▶ [Task]
Read the lines that follow and pick out every one containing the word "structured".

(Saved entries)
· · · ·

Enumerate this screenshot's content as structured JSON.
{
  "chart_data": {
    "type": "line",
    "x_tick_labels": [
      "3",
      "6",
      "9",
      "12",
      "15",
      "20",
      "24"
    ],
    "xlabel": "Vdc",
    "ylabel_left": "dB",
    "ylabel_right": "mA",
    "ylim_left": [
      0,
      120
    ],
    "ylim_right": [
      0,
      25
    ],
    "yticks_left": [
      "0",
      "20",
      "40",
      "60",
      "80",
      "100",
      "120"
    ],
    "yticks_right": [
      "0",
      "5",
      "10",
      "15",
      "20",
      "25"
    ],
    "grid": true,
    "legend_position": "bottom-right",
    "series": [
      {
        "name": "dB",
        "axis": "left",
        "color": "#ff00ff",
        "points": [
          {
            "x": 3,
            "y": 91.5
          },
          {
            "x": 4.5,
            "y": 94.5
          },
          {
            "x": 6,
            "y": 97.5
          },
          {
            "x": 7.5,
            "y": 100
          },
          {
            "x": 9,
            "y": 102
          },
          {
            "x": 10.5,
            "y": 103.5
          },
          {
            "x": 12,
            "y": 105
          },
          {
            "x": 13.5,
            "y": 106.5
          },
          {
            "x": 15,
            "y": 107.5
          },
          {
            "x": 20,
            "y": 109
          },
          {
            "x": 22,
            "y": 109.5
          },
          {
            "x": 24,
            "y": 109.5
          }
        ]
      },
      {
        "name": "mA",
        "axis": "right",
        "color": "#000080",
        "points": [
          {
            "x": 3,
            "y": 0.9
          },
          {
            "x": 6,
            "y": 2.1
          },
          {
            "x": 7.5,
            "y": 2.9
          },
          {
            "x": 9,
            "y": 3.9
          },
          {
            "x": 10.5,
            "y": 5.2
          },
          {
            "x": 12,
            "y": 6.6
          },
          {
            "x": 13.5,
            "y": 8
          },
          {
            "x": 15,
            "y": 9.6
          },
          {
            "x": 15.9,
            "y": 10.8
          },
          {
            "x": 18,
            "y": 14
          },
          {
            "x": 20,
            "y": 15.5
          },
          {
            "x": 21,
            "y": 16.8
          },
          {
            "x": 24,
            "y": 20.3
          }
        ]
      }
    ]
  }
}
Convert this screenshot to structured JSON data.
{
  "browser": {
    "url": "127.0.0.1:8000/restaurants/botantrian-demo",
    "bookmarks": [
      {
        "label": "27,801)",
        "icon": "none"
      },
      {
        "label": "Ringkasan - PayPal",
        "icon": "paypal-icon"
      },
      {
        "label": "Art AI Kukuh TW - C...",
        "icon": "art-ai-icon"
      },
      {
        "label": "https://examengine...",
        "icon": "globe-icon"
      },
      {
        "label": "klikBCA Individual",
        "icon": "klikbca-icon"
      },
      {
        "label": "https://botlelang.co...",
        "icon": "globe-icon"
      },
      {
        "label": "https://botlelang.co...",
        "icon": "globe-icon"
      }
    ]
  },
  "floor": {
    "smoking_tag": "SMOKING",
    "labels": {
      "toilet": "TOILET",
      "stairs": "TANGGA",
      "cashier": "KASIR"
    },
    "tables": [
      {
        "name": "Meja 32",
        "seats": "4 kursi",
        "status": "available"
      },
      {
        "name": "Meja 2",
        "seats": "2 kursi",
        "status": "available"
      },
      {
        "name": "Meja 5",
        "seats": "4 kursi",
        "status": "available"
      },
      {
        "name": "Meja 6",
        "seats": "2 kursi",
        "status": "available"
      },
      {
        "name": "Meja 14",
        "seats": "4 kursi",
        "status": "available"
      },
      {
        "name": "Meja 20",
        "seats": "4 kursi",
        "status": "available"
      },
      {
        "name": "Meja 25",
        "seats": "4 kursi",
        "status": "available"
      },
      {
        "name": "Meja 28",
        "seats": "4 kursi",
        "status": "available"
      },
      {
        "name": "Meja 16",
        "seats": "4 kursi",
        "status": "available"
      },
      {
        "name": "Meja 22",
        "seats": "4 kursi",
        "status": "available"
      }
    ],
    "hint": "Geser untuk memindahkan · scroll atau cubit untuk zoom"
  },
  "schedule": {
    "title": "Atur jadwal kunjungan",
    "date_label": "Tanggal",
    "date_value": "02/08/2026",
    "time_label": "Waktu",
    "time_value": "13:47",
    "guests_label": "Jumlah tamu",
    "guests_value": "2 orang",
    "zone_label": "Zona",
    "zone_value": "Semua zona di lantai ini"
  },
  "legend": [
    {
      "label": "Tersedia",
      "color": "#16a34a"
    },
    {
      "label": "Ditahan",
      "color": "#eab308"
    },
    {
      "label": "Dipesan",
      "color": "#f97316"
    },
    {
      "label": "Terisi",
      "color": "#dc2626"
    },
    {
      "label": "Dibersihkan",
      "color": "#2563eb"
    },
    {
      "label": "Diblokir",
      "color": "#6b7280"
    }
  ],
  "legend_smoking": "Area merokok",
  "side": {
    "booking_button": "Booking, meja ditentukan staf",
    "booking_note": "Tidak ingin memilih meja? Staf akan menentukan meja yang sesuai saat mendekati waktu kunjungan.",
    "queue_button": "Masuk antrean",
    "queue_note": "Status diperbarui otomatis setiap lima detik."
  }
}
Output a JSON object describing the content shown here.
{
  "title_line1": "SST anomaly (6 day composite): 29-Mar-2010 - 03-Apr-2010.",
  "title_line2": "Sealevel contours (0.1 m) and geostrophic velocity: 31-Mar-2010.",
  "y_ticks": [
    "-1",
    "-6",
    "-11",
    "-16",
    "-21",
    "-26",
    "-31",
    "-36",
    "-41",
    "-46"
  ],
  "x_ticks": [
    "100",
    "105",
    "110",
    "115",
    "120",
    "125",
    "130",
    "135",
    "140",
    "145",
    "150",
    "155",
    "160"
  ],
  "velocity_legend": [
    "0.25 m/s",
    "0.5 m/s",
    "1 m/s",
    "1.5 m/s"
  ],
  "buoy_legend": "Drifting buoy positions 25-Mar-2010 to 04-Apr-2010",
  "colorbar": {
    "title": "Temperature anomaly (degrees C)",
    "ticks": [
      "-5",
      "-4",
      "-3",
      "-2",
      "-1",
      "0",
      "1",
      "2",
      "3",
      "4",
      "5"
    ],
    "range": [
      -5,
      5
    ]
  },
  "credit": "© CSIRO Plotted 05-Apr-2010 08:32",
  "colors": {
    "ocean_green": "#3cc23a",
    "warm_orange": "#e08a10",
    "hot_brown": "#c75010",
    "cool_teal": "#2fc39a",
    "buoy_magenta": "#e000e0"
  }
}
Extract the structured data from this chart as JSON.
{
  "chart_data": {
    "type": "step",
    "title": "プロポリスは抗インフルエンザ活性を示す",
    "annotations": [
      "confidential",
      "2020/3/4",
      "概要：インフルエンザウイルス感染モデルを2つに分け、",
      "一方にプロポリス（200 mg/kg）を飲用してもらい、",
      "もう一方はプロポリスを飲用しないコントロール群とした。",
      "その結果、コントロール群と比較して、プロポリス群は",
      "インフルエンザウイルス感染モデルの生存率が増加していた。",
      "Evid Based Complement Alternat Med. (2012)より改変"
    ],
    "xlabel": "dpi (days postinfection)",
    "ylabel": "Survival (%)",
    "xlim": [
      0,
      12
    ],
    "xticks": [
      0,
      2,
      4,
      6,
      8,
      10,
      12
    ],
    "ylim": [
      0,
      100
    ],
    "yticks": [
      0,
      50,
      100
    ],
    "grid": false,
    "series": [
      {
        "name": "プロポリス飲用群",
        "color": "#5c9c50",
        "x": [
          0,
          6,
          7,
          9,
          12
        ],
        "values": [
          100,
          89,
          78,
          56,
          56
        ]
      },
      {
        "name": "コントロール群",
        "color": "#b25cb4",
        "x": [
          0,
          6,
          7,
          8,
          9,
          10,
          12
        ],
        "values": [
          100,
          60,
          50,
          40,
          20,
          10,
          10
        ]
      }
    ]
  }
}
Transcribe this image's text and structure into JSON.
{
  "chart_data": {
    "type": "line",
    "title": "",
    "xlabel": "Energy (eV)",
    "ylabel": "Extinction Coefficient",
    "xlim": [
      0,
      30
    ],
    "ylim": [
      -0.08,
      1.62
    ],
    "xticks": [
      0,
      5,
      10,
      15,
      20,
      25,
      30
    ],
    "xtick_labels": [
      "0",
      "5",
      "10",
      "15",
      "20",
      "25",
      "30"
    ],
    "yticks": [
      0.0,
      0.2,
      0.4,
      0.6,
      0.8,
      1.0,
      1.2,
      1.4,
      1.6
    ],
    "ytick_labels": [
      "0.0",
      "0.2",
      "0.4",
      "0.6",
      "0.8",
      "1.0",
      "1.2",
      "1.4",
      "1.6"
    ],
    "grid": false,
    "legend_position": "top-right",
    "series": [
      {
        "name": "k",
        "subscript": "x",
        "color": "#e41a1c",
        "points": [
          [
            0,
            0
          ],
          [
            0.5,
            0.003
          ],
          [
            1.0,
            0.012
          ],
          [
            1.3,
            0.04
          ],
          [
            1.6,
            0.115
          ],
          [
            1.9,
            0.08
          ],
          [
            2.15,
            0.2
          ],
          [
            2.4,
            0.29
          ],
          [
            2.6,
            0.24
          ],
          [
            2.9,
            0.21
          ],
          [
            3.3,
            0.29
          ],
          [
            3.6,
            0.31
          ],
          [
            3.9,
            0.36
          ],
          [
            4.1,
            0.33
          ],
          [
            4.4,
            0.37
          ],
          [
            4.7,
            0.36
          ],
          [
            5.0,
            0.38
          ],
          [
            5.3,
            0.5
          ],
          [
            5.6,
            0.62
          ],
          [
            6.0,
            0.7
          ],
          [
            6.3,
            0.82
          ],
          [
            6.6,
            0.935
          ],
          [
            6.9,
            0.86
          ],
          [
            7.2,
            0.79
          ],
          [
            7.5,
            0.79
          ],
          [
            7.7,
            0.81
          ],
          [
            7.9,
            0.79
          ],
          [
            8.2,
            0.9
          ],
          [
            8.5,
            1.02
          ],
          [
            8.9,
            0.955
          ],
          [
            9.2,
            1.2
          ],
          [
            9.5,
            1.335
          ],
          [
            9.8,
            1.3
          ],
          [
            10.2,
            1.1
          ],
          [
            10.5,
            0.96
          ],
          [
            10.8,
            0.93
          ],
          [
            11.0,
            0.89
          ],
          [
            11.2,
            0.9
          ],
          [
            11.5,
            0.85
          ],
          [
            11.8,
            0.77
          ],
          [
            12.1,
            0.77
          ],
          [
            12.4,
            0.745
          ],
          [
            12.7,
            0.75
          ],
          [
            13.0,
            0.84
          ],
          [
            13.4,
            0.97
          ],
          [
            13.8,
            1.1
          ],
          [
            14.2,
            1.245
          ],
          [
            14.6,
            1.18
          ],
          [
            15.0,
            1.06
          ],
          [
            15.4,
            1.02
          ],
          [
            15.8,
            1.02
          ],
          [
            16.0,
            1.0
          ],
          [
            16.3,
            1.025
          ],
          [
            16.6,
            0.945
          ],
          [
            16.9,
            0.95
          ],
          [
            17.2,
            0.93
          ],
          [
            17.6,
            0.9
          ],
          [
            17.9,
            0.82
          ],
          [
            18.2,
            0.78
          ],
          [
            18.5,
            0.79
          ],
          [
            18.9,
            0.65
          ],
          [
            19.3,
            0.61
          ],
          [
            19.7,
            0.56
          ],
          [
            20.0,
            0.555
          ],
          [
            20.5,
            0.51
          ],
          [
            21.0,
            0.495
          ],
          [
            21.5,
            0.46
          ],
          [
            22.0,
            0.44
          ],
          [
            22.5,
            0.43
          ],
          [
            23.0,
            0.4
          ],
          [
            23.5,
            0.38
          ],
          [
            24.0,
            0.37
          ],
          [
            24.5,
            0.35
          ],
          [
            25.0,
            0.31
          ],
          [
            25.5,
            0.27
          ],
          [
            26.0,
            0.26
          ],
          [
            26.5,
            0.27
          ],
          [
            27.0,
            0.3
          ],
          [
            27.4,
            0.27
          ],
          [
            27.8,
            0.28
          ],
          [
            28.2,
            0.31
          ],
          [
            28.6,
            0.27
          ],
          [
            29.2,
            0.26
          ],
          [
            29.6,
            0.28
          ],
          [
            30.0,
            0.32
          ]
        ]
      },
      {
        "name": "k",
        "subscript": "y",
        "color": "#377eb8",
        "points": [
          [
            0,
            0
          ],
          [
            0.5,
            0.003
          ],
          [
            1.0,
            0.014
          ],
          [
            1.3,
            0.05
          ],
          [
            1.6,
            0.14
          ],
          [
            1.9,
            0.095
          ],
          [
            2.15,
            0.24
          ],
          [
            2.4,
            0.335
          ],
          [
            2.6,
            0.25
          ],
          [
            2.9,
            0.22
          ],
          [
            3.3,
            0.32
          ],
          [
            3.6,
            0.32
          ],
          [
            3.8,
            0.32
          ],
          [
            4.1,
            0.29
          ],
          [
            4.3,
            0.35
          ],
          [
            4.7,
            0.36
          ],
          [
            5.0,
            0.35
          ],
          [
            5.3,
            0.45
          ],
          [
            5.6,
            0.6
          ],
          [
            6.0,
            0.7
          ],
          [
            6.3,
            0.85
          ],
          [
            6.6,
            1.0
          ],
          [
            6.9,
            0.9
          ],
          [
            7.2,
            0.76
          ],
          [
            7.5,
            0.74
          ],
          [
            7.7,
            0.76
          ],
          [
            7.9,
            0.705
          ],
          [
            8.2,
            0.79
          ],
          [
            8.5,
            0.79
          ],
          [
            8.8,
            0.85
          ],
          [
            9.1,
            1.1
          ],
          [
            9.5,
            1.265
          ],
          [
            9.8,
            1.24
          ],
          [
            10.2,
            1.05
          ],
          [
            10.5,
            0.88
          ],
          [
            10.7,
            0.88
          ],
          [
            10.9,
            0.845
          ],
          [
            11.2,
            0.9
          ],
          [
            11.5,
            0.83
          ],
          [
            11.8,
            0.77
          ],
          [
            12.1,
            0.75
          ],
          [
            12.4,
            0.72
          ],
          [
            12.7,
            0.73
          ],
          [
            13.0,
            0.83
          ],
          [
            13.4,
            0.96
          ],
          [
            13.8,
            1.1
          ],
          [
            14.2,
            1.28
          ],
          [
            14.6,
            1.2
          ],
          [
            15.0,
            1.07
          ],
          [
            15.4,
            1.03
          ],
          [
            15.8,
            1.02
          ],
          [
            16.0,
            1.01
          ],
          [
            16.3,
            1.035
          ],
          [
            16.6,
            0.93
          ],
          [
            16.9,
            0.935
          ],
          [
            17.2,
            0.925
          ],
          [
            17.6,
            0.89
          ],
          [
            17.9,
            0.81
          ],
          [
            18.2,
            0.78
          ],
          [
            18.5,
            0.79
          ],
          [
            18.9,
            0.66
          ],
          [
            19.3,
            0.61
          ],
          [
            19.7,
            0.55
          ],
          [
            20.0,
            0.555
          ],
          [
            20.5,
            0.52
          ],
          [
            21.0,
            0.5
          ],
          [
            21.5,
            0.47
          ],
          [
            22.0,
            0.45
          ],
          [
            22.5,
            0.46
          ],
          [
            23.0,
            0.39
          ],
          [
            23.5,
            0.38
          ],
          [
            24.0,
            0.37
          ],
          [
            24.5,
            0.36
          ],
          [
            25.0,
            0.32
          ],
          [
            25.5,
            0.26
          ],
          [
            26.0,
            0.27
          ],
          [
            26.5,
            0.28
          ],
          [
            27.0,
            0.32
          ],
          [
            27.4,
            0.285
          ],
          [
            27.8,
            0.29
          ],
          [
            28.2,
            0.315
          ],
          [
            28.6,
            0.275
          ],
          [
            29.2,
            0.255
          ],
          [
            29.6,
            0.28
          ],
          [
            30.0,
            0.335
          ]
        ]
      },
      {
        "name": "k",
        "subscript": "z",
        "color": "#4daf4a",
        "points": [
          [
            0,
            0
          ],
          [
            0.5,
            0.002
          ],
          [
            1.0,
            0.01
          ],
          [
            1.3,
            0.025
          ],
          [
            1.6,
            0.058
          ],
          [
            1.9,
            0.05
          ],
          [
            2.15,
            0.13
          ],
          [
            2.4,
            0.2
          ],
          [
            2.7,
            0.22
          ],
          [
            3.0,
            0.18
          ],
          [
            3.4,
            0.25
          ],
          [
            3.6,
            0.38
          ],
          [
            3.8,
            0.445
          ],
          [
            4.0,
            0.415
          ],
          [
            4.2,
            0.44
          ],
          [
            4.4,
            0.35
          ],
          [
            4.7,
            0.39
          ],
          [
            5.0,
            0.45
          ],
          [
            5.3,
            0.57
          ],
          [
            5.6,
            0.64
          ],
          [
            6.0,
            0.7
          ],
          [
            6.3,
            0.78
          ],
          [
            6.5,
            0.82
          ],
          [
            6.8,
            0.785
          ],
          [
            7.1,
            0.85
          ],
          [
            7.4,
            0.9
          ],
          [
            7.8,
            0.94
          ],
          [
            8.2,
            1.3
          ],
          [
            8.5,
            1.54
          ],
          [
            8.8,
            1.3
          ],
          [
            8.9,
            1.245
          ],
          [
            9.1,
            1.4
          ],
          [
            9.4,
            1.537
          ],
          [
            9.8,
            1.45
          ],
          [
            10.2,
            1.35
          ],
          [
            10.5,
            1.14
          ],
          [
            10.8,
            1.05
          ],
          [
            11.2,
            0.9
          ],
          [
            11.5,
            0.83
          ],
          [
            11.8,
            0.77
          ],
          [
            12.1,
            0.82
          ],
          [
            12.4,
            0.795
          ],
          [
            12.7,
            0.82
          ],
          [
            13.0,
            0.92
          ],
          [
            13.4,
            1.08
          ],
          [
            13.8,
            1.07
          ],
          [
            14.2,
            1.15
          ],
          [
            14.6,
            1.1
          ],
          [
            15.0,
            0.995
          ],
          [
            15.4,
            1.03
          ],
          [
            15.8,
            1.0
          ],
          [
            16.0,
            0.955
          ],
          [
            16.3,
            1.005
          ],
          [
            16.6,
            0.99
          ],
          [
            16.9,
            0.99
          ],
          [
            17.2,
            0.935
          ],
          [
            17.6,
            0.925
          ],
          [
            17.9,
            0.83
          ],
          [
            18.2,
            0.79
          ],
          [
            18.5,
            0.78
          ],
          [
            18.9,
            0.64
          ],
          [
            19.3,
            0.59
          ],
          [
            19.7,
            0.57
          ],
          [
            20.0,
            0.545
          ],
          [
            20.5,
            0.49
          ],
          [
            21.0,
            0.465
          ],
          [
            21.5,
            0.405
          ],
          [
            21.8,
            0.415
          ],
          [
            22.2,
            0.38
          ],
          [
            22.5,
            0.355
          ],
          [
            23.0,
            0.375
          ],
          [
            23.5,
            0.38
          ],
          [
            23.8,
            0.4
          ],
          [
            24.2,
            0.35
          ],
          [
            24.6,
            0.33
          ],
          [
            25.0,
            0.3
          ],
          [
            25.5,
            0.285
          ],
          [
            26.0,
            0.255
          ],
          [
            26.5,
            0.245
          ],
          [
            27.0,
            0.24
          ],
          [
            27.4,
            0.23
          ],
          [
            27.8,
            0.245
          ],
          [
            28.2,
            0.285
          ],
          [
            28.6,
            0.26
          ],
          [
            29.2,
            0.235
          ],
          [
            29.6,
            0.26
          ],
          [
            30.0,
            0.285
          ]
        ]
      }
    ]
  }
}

· · · ·

▶ [The answer]
Enumerate this screenshot's content as structured JSON.
Convert this screenshot to structured JSON data.
Extract the structured data from this chart as JSON.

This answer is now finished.